Carry none of the pictures over; set down the material below exactly.

++++

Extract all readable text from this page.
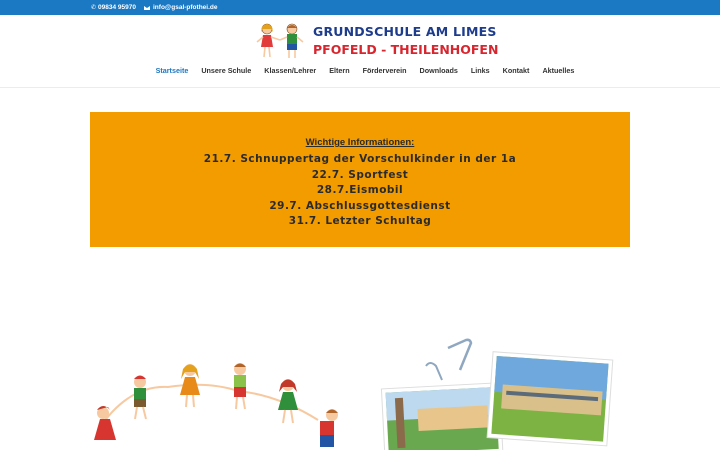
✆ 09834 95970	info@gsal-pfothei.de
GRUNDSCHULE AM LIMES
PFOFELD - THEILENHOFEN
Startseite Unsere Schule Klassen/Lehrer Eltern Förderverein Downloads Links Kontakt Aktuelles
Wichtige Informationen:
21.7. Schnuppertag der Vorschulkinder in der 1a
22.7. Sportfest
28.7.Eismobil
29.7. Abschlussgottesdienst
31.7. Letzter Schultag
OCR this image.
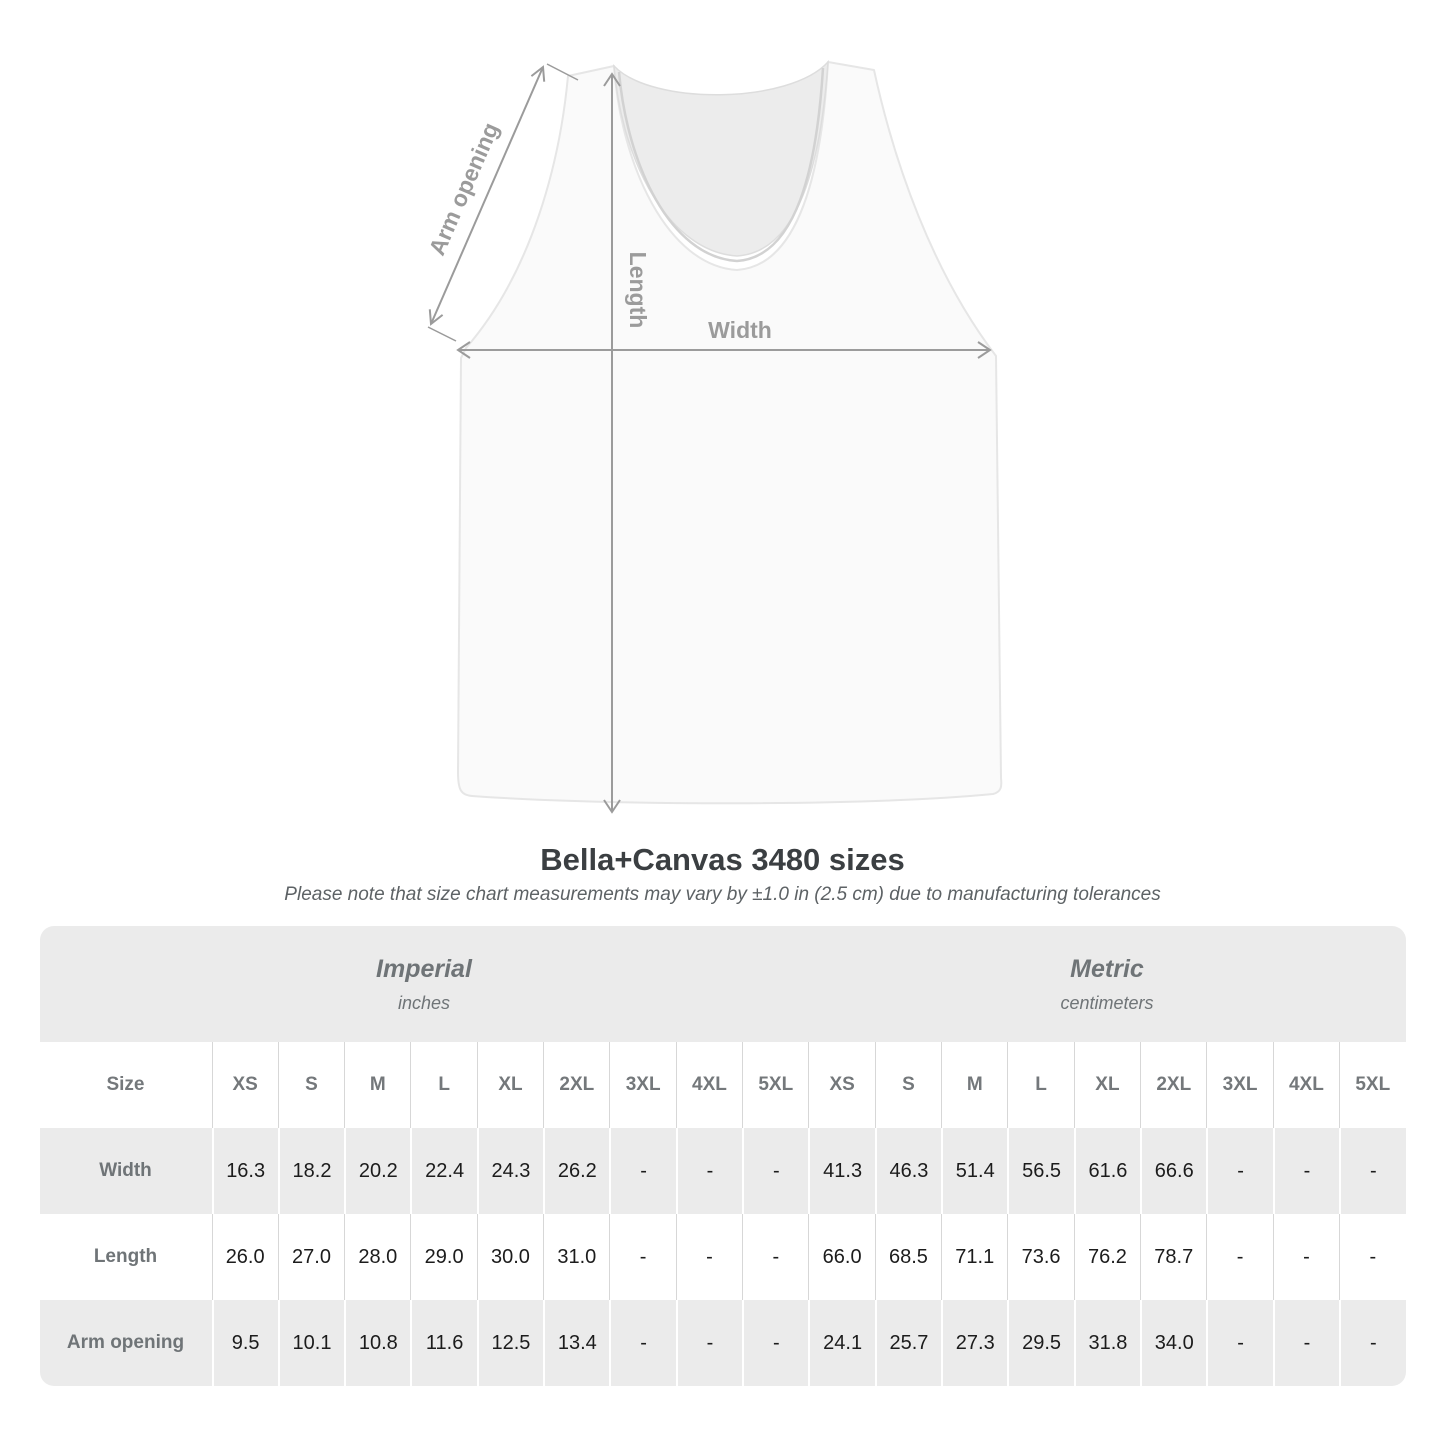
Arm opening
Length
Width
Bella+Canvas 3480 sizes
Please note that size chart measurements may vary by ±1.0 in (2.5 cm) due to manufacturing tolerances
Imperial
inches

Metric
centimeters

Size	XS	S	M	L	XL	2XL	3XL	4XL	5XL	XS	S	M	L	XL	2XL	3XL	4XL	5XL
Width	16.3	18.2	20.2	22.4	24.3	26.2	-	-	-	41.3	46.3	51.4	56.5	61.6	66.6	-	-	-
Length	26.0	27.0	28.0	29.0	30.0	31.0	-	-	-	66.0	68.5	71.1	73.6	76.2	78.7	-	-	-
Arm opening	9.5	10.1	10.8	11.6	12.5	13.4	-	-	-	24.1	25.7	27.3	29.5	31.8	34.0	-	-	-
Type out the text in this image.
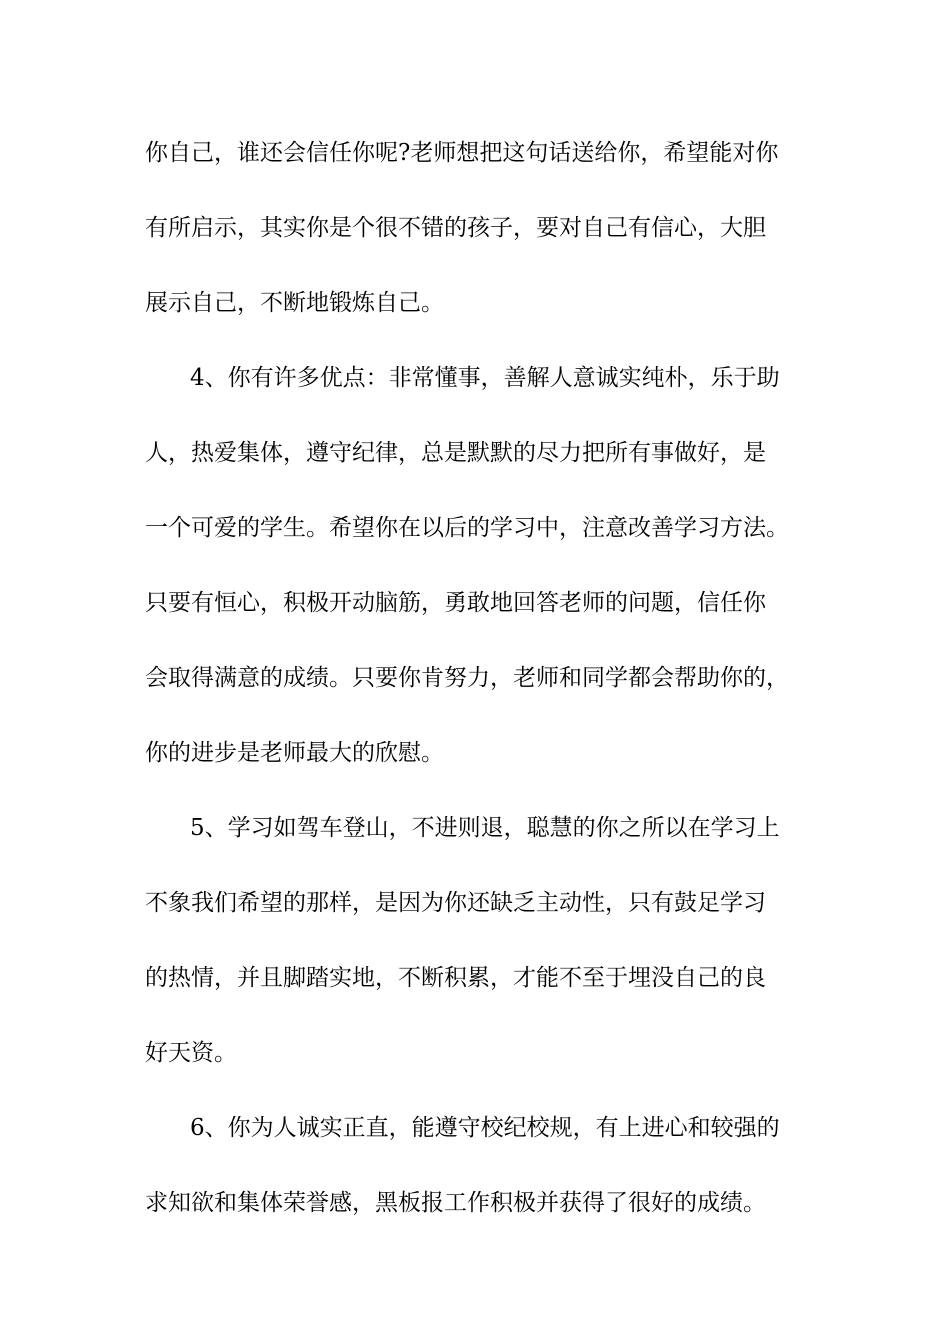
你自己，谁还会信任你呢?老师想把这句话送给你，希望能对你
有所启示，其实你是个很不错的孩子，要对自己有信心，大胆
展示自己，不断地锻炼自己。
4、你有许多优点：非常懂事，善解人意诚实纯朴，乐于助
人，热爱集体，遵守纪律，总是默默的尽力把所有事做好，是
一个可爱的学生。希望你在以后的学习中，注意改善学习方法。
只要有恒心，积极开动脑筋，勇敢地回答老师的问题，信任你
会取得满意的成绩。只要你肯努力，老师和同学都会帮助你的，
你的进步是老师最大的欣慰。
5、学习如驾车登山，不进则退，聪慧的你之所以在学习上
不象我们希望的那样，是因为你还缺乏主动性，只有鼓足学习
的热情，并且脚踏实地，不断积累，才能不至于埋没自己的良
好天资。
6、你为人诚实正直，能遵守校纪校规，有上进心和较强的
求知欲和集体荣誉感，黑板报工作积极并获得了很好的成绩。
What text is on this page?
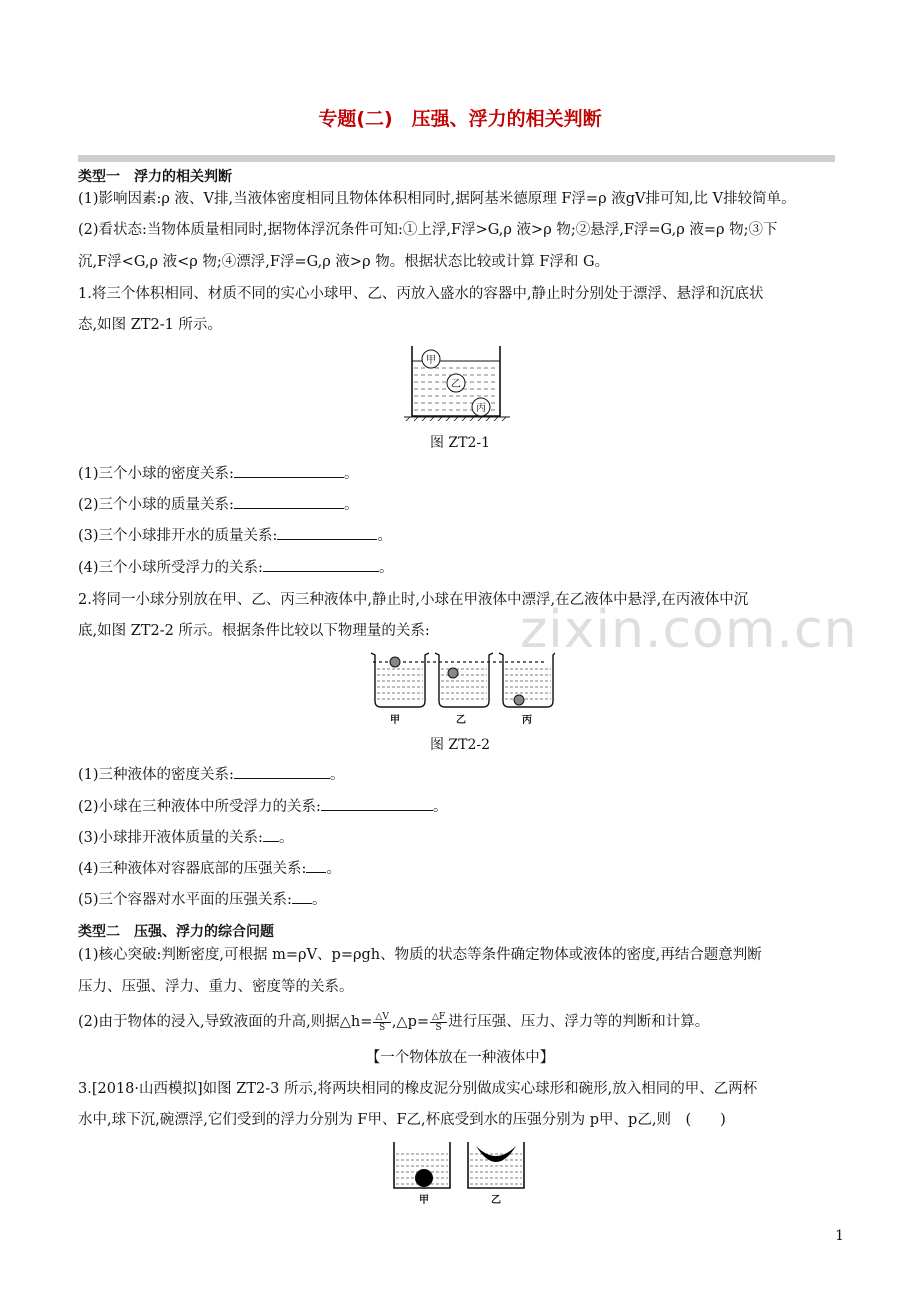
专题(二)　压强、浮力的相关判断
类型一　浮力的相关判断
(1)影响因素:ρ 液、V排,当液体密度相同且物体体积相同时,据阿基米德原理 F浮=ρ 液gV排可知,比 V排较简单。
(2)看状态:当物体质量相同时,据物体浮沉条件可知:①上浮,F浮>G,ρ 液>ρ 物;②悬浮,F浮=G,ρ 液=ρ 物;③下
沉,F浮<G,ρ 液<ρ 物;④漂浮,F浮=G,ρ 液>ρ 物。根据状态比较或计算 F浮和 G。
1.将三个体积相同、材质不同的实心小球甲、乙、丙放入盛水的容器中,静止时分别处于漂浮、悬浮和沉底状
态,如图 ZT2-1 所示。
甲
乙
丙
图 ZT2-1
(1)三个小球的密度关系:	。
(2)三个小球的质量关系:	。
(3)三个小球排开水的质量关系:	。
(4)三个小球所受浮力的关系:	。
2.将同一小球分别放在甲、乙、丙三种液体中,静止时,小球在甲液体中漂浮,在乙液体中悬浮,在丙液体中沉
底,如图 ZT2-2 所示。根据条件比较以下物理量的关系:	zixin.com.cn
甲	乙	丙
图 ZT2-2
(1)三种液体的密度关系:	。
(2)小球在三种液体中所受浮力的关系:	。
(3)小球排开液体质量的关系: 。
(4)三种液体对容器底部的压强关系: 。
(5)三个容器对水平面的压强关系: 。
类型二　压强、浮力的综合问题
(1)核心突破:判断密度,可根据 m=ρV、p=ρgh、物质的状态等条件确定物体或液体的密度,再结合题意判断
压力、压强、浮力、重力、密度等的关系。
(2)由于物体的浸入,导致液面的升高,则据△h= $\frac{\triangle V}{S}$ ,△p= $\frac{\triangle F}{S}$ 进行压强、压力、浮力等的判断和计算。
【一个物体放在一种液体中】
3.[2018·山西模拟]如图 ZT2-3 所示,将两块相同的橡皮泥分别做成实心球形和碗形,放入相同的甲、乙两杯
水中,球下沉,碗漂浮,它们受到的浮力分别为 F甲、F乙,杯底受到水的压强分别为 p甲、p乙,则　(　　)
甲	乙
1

++++

** Task answer **
Extract all readable text from this page.
✆ 09834 95970	info@gsal-pfothei.de
GRUNDSCHULE AM LIMES
PFOFELD - THEILENHOFEN
Startseite Unsere Schule Klassen/Lehrer Eltern Förderverein Downloads Links Kontakt Aktuelles
Wichtige Informationen:
21.7. Schnuppertag der Vorschulkinder in der 1a
22.7. Sportfest
28.7.Eismobil
29.7. Abschlussgottesdienst
31.7. Letzter Schultag
OCR this image.
Arm opening
Length
Width
Bella+Canvas 3480 sizes
Please note that size chart measurements may vary by ±1.0 in (2.5 cm) due to manufacturing tolerances
Imperial
inches

Metric
centimeters

Size	XS	S	M	L	XL	2XL	3XL	4XL	5XL	XS	S	M	L	XL	2XL	3XL	4XL	5XL
Width	16.3	18.2	20.2	22.4	24.3	26.2	-	-	-	41.3	46.3	51.4	56.5	61.6	66.6	-	-	-
Length	26.0	27.0	28.0	29.0	30.0	31.0	-	-	-	66.0	68.5	71.1	73.6	76.2	78.7	-	-	-
Arm opening	9.5	10.1	10.8	11.6	12.5	13.4	-	-	-	24.1	25.7	27.3	29.5	31.8	34.0	-	-	-
Type out the text in this image.
你自己，谁还会信任你呢?老师想把这句话送给你，希望能对你
有所启示，其实你是个很不错的孩子，要对自己有信心，大胆
展示自己，不断地锻炼自己。
4、你有许多优点：非常懂事，善解人意诚实纯朴，乐于助
人，热爱集体，遵守纪律，总是默默的尽力把所有事做好，是
一个可爱的学生。希望你在以后的学习中，注意改善学习方法。
只要有恒心，积极开动脑筋，勇敢地回答老师的问题，信任你
会取得满意的成绩。只要你肯努力，老师和同学都会帮助你的，
你的进步是老师最大的欣慰。
5、学习如驾车登山，不进则退，聪慧的你之所以在学习上
不象我们希望的那样，是因为你还缺乏主动性，只有鼓足学习
的热情，并且脚踏实地，不断积累，才能不至于埋没自己的良
好天资。
6、你为人诚实正直，能遵守校纪校规，有上进心和较强的
求知欲和集体荣誉感，黑板报工作积极并获得了很好的成绩。
What text is on this page?
专题(二)　压强、浮力的相关判断
类型一　浮力的相关判断
(1)影响因素:ρ 液、V排,当液体密度相同且物体体积相同时,据阿基米德原理 F浮=ρ 液gV排可知,比 V排较简单。
(2)看状态:当物体质量相同时,据物体浮沉条件可知:①上浮,F浮>G,ρ 液>ρ 物;②悬浮,F浮=G,ρ 液=ρ 物;③下
沉,F浮<G,ρ 液<ρ 物;④漂浮,F浮=G,ρ 液>ρ 物。根据状态比较或计算 F浮和 G。
1.将三个体积相同、材质不同的实心小球甲、乙、丙放入盛水的容器中,静止时分别处于漂浮、悬浮和沉底状
态,如图 ZT2-1 所示。
甲
乙
丙
图 ZT2-1
(1)三个小球的密度关系:	。
(2)三个小球的质量关系:	。
(3)三个小球排开水的质量关系:	。
(4)三个小球所受浮力的关系:	。
2.将同一小球分别放在甲、乙、丙三种液体中,静止时,小球在甲液体中漂浮,在乙液体中悬浮,在丙液体中沉
底,如图 ZT2-2 所示。根据条件比较以下物理量的关系:	zixin.com.cn
甲	乙	丙
图 ZT2-2
(1)三种液体的密度关系:	。
(2)小球在三种液体中所受浮力的关系:	。
(3)小球排开液体质量的关系: 。
(4)三种液体对容器底部的压强关系: 。
(5)三个容器对水平面的压强关系: 。
类型二　压强、浮力的综合问题
(1)核心突破:判断密度,可根据 m=ρV、p=ρgh、物质的状态等条件确定物体或液体的密度,再结合题意判断
压力、压强、浮力、重力、密度等的关系。
(2)由于物体的浸入,导致液面的升高,则据△h= $\frac{\triangle V}{S}$ ,△p= $\frac{\triangle F}{S}$ 进行压强、压力、浮力等的判断和计算。
【一个物体放在一种液体中】
3.[2018·山西模拟]如图 ZT2-3 所示,将两块相同的橡皮泥分别做成实心球形和碗形,放入相同的甲、乙两杯
水中,球下沉,碗漂浮,它们受到的浮力分别为 F甲、F乙,杯底受到水的压强分别为 p甲、p乙,则　(　　)
甲	乙
1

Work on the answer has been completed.